» **Source records**:

* * * * *

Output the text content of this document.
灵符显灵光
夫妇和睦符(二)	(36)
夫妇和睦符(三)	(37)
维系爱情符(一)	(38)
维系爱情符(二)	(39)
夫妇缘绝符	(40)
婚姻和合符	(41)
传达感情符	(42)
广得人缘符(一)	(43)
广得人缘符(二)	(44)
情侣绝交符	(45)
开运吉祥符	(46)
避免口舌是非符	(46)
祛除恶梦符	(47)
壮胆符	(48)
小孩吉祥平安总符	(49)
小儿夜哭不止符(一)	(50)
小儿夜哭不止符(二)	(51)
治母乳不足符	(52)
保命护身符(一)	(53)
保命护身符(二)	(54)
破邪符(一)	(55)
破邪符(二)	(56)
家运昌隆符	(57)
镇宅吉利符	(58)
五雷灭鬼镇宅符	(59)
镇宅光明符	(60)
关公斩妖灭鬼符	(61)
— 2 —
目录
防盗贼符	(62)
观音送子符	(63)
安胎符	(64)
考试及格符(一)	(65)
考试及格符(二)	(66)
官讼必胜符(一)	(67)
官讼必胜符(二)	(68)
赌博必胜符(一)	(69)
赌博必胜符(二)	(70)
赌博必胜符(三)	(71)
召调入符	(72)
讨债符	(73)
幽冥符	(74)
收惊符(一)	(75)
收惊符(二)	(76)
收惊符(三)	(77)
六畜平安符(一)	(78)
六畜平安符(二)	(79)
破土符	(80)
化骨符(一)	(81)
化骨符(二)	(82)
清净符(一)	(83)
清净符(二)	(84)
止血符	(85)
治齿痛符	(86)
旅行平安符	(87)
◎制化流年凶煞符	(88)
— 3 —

* * * * *

» **What is being asked**:
Restate the whole of the material exactly.

» **Answer below**:
Output the text content of this document.
灵符显灵光
夫妇和睦符(二)	(36)
夫妇和睦符(三)	(37)
维系爱情符(一)	(38)
维系爱情符(二)	(39)
夫妇缘绝符	(40)
婚姻和合符	(41)
传达感情符	(42)
广得人缘符(一)	(43)
广得人缘符(二)	(44)
情侣绝交符	(45)
开运吉祥符	(46)
避免口舌是非符	(46)
祛除恶梦符	(47)
壮胆符	(48)
小孩吉祥平安总符	(49)
小儿夜哭不止符(一)	(50)
小儿夜哭不止符(二)	(51)
治母乳不足符	(52)
保命护身符(一)	(53)
保命护身符(二)	(54)
破邪符(一)	(55)
破邪符(二)	(56)
家运昌隆符	(57)
镇宅吉利符	(58)
五雷灭鬼镇宅符	(59)
镇宅光明符	(60)
关公斩妖灭鬼符	(61)
— 2 —
目录
防盗贼符	(62)
观音送子符	(63)
安胎符	(64)
考试及格符(一)	(65)
考试及格符(二)	(66)
官讼必胜符(一)	(67)
官讼必胜符(二)	(68)
赌博必胜符(一)	(69)
赌博必胜符(二)	(70)
赌博必胜符(三)	(71)
召调入符	(72)
讨债符	(73)
幽冥符	(74)
收惊符(一)	(75)
收惊符(二)	(76)
收惊符(三)	(77)
六畜平安符(一)	(78)
六畜平安符(二)	(79)
破土符	(80)
化骨符(一)	(81)
化骨符(二)	(82)
清净符(一)	(83)
清净符(二)	(84)
止血符	(85)
治齿痛符	(86)
旅行平安符	(87)
◎制化流年凶煞符	(88)
— 3 —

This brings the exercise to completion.